DESCRIPTION OF THE TASK
Print out the material that follows word for word.
— begin DATA SECTION —
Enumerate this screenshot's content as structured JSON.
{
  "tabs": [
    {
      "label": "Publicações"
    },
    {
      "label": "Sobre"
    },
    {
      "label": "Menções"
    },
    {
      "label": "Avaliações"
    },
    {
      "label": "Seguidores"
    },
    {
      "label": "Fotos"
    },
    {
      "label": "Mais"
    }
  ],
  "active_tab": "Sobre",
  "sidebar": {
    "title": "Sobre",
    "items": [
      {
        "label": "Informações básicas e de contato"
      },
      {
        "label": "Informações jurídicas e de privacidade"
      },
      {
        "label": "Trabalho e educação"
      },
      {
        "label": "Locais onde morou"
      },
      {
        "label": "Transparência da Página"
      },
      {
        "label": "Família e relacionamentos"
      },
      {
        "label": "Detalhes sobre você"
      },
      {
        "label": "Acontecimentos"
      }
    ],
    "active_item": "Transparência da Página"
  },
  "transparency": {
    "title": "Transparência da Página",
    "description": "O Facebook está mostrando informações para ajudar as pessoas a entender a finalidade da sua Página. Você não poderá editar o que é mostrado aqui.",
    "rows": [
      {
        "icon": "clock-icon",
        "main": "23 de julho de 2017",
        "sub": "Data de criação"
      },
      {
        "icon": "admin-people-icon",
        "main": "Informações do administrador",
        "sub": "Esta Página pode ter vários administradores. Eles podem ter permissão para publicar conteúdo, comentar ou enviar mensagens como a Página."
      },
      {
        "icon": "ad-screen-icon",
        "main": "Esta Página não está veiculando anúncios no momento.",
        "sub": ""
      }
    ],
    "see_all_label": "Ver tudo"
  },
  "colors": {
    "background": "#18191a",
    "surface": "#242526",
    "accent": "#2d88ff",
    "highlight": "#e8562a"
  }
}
— end DATA SECTION —
WRITTEN SOLUTION
Enumerate this screenshot's content as structured JSON.
{
  "tabs": [
    {
      "label": "Publicações"
    },
    {
      "label": "Sobre"
    },
    {
      "label": "Menções"
    },
    {
      "label": "Avaliações"
    },
    {
      "label": "Seguidores"
    },
    {
      "label": "Fotos"
    },
    {
      "label": "Mais"
    }
  ],
  "active_tab": "Sobre",
  "sidebar": {
    "title": "Sobre",
    "items": [
      {
        "label": "Informações básicas e de contato"
      },
      {
        "label": "Informações jurídicas e de privacidade"
      },
      {
        "label": "Trabalho e educação"
      },
      {
        "label": "Locais onde morou"
      },
      {
        "label": "Transparência da Página"
      },
      {
        "label": "Família e relacionamentos"
      },
      {
        "label": "Detalhes sobre você"
      },
      {
        "label": "Acontecimentos"
      }
    ],
    "active_item": "Transparência da Página"
  },
  "transparency": {
    "title": "Transparência da Página",
    "description": "O Facebook está mostrando informações para ajudar as pessoas a entender a finalidade da sua Página. Você não poderá editar o que é mostrado aqui.",
    "rows": [
      {
        "icon": "clock-icon",
        "main": "23 de julho de 2017",
        "sub": "Data de criação"
      },
      {
        "icon": "admin-people-icon",
        "main": "Informações do administrador",
        "sub": "Esta Página pode ter vários administradores. Eles podem ter permissão para publicar conteúdo, comentar ou enviar mensagens como a Página."
      },
      {
        "icon": "ad-screen-icon",
        "main": "Esta Página não está veiculando anúncios no momento.",
        "sub": ""
      }
    ],
    "see_all_label": "Ver tudo"
  },
  "colors": {
    "background": "#18191a",
    "surface": "#242526",
    "accent": "#2d88ff",
    "highlight": "#e8562a"
  }
}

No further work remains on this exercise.